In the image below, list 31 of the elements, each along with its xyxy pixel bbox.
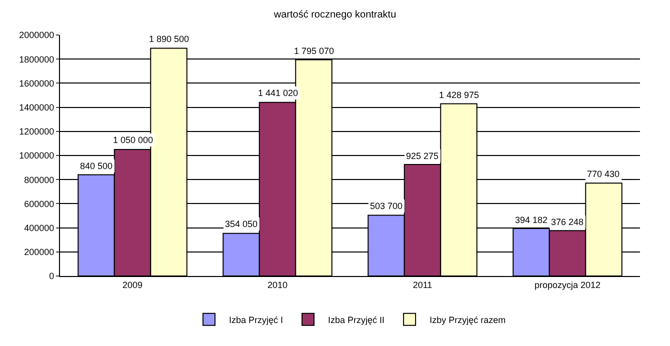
y-tick-label: 1400000: [19, 102, 54, 112]
x-tick-label: propozycja 2012: [534, 280, 601, 290]
y-tick-label: 1600000: [19, 78, 54, 88]
data-label: 1 428 975: [439, 90, 480, 100]
legend-label: Izby Przyjęć razem: [430, 314, 506, 325]
legend-label: Izba Przyjęć II: [328, 314, 385, 325]
legend-label: Izba Przyjęć I: [229, 314, 284, 325]
y-tick-label: 1200000: [19, 126, 54, 137]
data-label: 376 248: [551, 217, 584, 227]
x-tick-label: 2010: [267, 280, 288, 290]
chart-title: wartość rocznego kontraktu: [272, 9, 396, 20]
data-label: 925 275: [406, 151, 439, 161]
data-label: 1 441 020: [258, 88, 298, 98]
x-tick-label: 2011: [412, 280, 432, 290]
y-tick-label: 2000000: [19, 30, 54, 40]
data-label: 1 050 000: [113, 135, 154, 145]
data-label: 770 430: [587, 169, 620, 179]
data-label: 1 795 070: [294, 46, 334, 56]
y-tick-label: 400000: [24, 222, 54, 233]
data-label: 840 500: [80, 161, 113, 171]
y-tick-label: 1000000: [19, 150, 54, 161]
y-tick-label: 800000: [24, 174, 54, 185]
y-tick-label: 1800000: [19, 54, 54, 64]
y-tick-label: 200000: [24, 247, 54, 258]
data-label: 354 050: [225, 219, 258, 229]
data-label: 1 890 500: [149, 34, 190, 44]
y-tick-label: 600000: [24, 198, 54, 209]
x-tick-label: 2009: [122, 280, 143, 290]
data-label: 394 182: [515, 215, 548, 225]
data-label: 503 700: [370, 201, 403, 211]
y-tick-label: 0: [49, 271, 54, 282]
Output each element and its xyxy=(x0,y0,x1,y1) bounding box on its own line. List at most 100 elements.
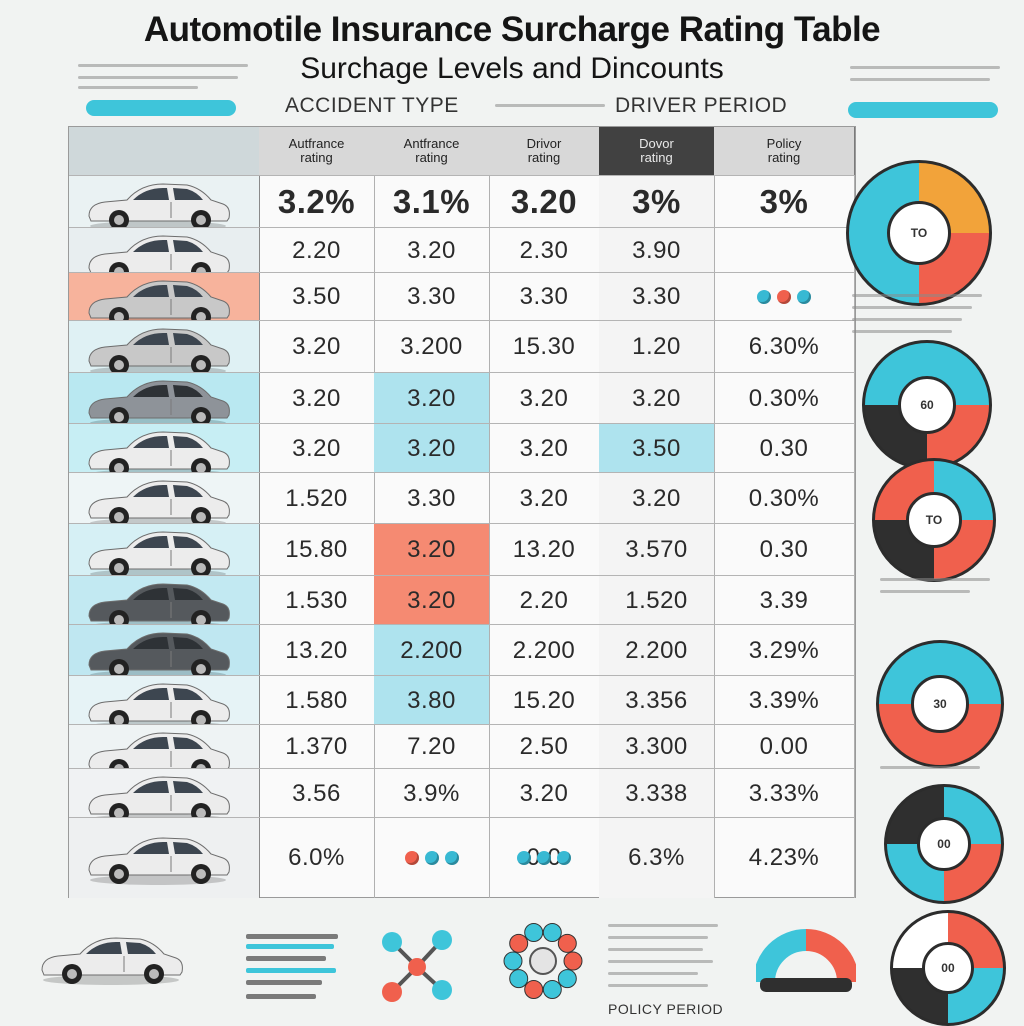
dot-icon xyxy=(777,290,791,304)
blurred-text-line xyxy=(850,78,990,81)
table-cell: 1.520 xyxy=(599,576,715,625)
table-cell: 3.30 xyxy=(489,273,600,321)
column-header: Autfrance rating xyxy=(259,127,375,175)
indicator-dots xyxy=(374,818,489,898)
table-cell: 0.30 xyxy=(714,524,855,576)
table-row: 6.0%0.06.3%4.23% xyxy=(69,817,855,898)
dot-icon xyxy=(444,851,459,865)
blurred-text-line xyxy=(495,104,605,107)
table-cell: 3.9% xyxy=(374,769,490,818)
car-image xyxy=(69,769,260,824)
table-cell: 3.29% xyxy=(714,625,855,676)
table-header-corner xyxy=(69,127,260,175)
blurred-text-line xyxy=(852,306,972,309)
table-cell: 3.20 xyxy=(489,473,600,524)
table-cell: 3.570 xyxy=(599,524,715,576)
donut-chart-icon: TO xyxy=(872,458,996,582)
car-image xyxy=(69,176,260,231)
donut-center-label: TO xyxy=(886,200,952,266)
blurred-text-line xyxy=(608,948,703,951)
table-cell: 0.00 xyxy=(714,725,855,769)
table-cell: 0.30 xyxy=(714,424,855,473)
legend-bar xyxy=(246,956,326,961)
dot-icon xyxy=(404,851,419,865)
car-image xyxy=(69,273,260,328)
column-header: Policy rating xyxy=(714,127,855,175)
cyan-pill xyxy=(86,100,236,116)
table-cell: 13.20 xyxy=(489,524,600,576)
donut-center-label: 00 xyxy=(921,941,975,995)
table-cell: 3.20 xyxy=(489,176,600,228)
donut-chart-icon: 60 xyxy=(862,340,992,470)
car-image xyxy=(69,373,260,428)
table-row: 3.20 3.20 3.20 3.20 0.30% xyxy=(69,372,855,428)
table-cell: 3.30 xyxy=(374,273,490,321)
ring-icon xyxy=(503,923,583,999)
table-cell: 6.30% xyxy=(714,321,855,373)
table-cell: 2.30 xyxy=(489,228,600,273)
blurred-text-line xyxy=(850,66,1000,69)
car-image xyxy=(69,676,260,731)
car-image xyxy=(69,424,260,479)
dot-icon xyxy=(757,290,771,304)
table-cell xyxy=(374,818,490,898)
blurred-text-line xyxy=(608,924,718,927)
main-title: Automotile Insurance Surcharge Rating Ta… xyxy=(143,10,881,49)
table-cell: 3.50 xyxy=(599,424,715,473)
table-cell: 3.30 xyxy=(374,473,490,524)
column-header: Antfrance rating xyxy=(374,127,490,175)
car-icon xyxy=(83,830,233,891)
table-cell: 3% xyxy=(714,176,855,228)
table-row: 13.20 2.200 2.200 2.200 3.29% xyxy=(69,624,855,680)
sub-title: Surchage Levels and Dincounts xyxy=(300,52,724,85)
table-cell: 6.3% xyxy=(599,818,715,898)
gauge-icon xyxy=(756,929,856,992)
car-icon xyxy=(36,930,186,991)
table-cell: 3.39 xyxy=(714,576,855,625)
table-row: 15.80 3.20 13.20 3.570 0.30 xyxy=(69,523,855,579)
table-cell: 3.1% xyxy=(374,176,490,228)
table-cell: 3.20 xyxy=(259,321,375,373)
table-cell: 3.20 xyxy=(374,424,490,473)
blurred-text-line xyxy=(852,318,962,321)
table-cell: 0.30% xyxy=(714,473,855,524)
table-row: 2.20 3.20 2.30 3.90 xyxy=(69,227,855,283)
table-cell: 3.300 xyxy=(599,725,715,769)
table-cell: 4.23% xyxy=(714,818,855,898)
car-image xyxy=(69,524,260,579)
network-icon xyxy=(382,930,452,1002)
table-cell: 3.2% xyxy=(259,176,375,228)
blurred-text-line xyxy=(852,294,982,297)
donut-center-label: 30 xyxy=(911,675,969,733)
table-cell: 3.80 xyxy=(374,676,490,725)
blurred-text-line xyxy=(78,86,198,89)
car-image xyxy=(69,625,260,680)
table-row: 3.20 3.20 3.20 3.50 0.30 xyxy=(69,423,855,479)
blurred-text-line xyxy=(608,936,708,939)
table-cell: 1.580 xyxy=(259,676,375,725)
dot-icon xyxy=(517,851,531,865)
table-cell: 7.20 xyxy=(374,725,490,769)
table-cell: 6.0% xyxy=(259,818,375,898)
table-cell: 2.50 xyxy=(489,725,600,769)
table-cell: 15.30 xyxy=(489,321,600,373)
table-cell: 15.80 xyxy=(259,524,375,576)
legend-bar xyxy=(246,944,334,949)
table-cell: 3.20 xyxy=(489,373,600,424)
column-header: Drivor rating xyxy=(489,127,600,175)
dot-icon xyxy=(424,851,439,865)
table-cell: 1.20 xyxy=(599,321,715,373)
blurred-text-line xyxy=(78,76,238,79)
table-row: 1.520 3.30 3.20 3.20 0.30% xyxy=(69,472,855,528)
indicator-dots xyxy=(489,818,599,898)
table-cell: 3.200 xyxy=(374,321,490,373)
table-cell: 3.20 xyxy=(259,373,375,424)
table-cell: 1.520 xyxy=(259,473,375,524)
car-image xyxy=(69,473,260,528)
table-cell: 3.20 xyxy=(489,769,600,818)
indicator-dots xyxy=(714,273,854,321)
car-image xyxy=(69,725,260,780)
table-cell: 3.20 xyxy=(374,524,490,576)
table-cell: 1.370 xyxy=(259,725,375,769)
table-cell: 3.90 xyxy=(599,228,715,273)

——————

• **TASK**
Return each line of the records that contains the string "Izba". Case counts.

• **SOLUTION**
legend-label: Izba Przyjęć II: [328, 314, 385, 325]
legend-label: Izba Przyjęć I: [229, 314, 284, 325]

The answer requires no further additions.